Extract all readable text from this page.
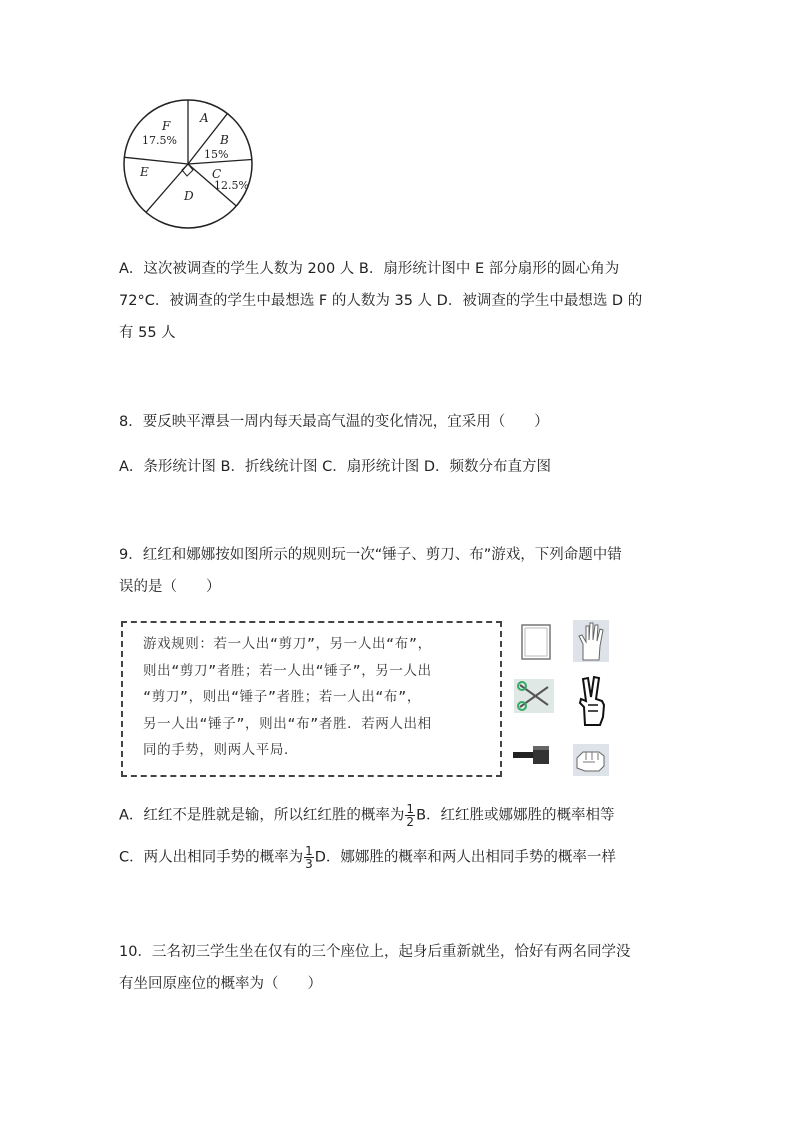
A
B
15%
C
12.5%
D
E
F
17.5%
A．这次被调查的学生人数为 200 人 B．扇形统计图中 E 部分扇形的圆心角为
72°C．被调查的学生中最想选 F 的人数为 35 人 D．被调查的学生中最想选 D 的
有 55 人
8．要反映平潭县一周内每天最高气温的变化情况，宜采用（　　）
A．条形统计图 B．折线统计图 C．扇形统计图 D．频数分布直方图
9．红红和娜娜按如图所示的规则玩一次“锤子、剪刀、布”游戏，下列命题中错
误的是（　　）
游戏规则：若一人出“剪刀”，另一人出“布”，
则出“剪刀”者胜；若一人出“锤子”，另一人出
“剪刀”，则出“锤子”者胜；若一人出“布”，
另一人出“锤子”，则出“布”者胜．若两人出相
同的手势，则两人平局．
A．红红不是胜就是输，所以红红胜的概率为 $\frac{1}{2}$ B．红红胜或娜娜胜的概率相等
C．两人出相同手势的概率为 $\frac{1}{3}$ D．娜娜胜的概率和两人出相同手势的概率一样
10．三名初三学生坐在仅有的三个座位上，起身后重新就坐，恰好有两名同学没
有坐回原座位的概率为（　　）
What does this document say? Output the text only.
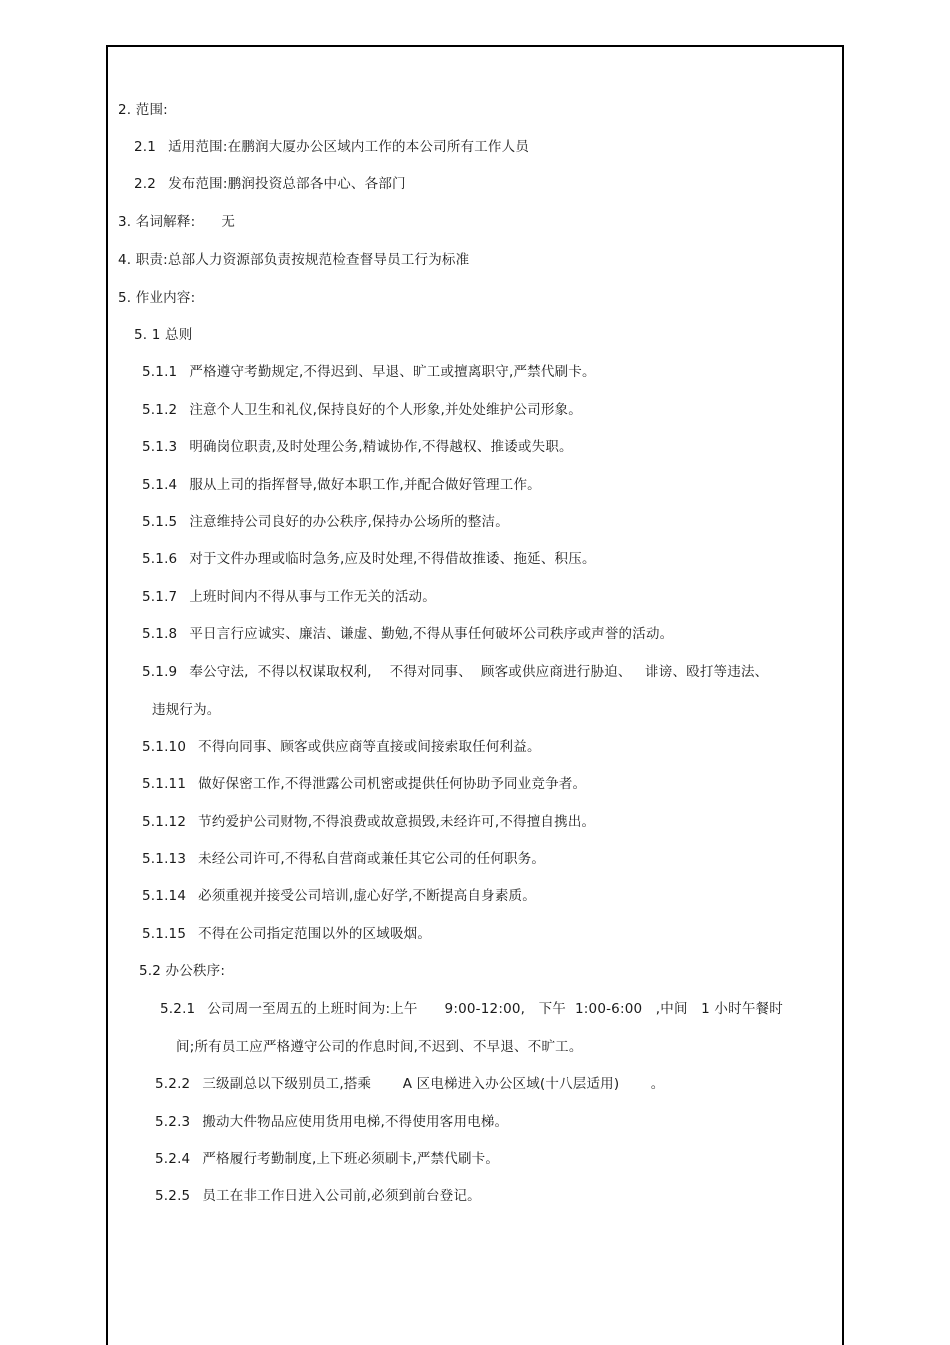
2. 范围:
2.1 适用范围:在鹏润大厦办公区域内工作的本公司所有工作人员
2.2 发布范围:鹏润投资总部各中心、各部门
3. 名词解释: 无
4. 职责:总部人力资源部负责按规范检查督导员工行为标准
5. 作业内容:
5. 1 总则
5.1.1 严格遵守考勤规定,不得迟到、早退、旷工或擅离职守,严禁代刷卡。
5.1.2 注意个人卫生和礼仪,保持良好的个人形象,并处处维护公司形象。
5.1.3 明确岗位职责,及时处理公务,精诚协作,不得越权、推诿或失职。
5.1.4 服从上司的指挥督导,做好本职工作,并配合做好管理工作。
5.1.5 注意维持公司良好的办公秩序,保持办公场所的整洁。
5.1.6 对于文件办理或临时急务,应及时处理,不得借故推诿、拖延、积压。
5.1.7 上班时间内不得从事与工作无关的活动。
5.1.8 平日言行应诚实、廉洁、谦虚、勤勉,不得从事任何破坏公司秩序或声誉的活动。
5.1.9 奉公守法,  不得以权谋取权利,    不得对同事、  顾客或供应商进行胁迫、   诽谤、殴打等违法、
违规行为。
5.1.10 不得向同事、顾客或供应商等直接或间接索取任何利益。
5.1.11 做好保密工作,不得泄露公司机密或提供任何协助予同业竞争者。
5.1.12 节约爱护公司财物,不得浪费或故意损毁,未经许可,不得擅自携出。
5.1.13 未经公司许可,不得私自营商或兼任其它公司的任何职务。
5.1.14 必须重视并接受公司培训,虚心好学,不断提高自身素质。
5.1.15 不得在公司指定范围以外的区域吸烟。
5.2 办公秩序:
5.2.1 公司周一至周五的上班时间为:上午      9:00-12:00,   下午  1:00-6:00   ,中间   1 小时午餐时
间;所有员工应严格遵守公司的作息时间,不迟到、不早退、不旷工。
5.2.2 三级副总以下级别员工,搭乘       A 区电梯进入办公区域(十八层适用)       。
5.2.3 搬动大件物品应使用货用电梯,不得使用客用电梯。
5.2.4 严格履行考勤制度,上下班必须刷卡,严禁代刷卡。
5.2.5 员工在非工作日进入公司前,必须到前台登记。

TO DO:
Say how many lines hold the word "this", giving the number and nothing else.

THE SOLUTION:
2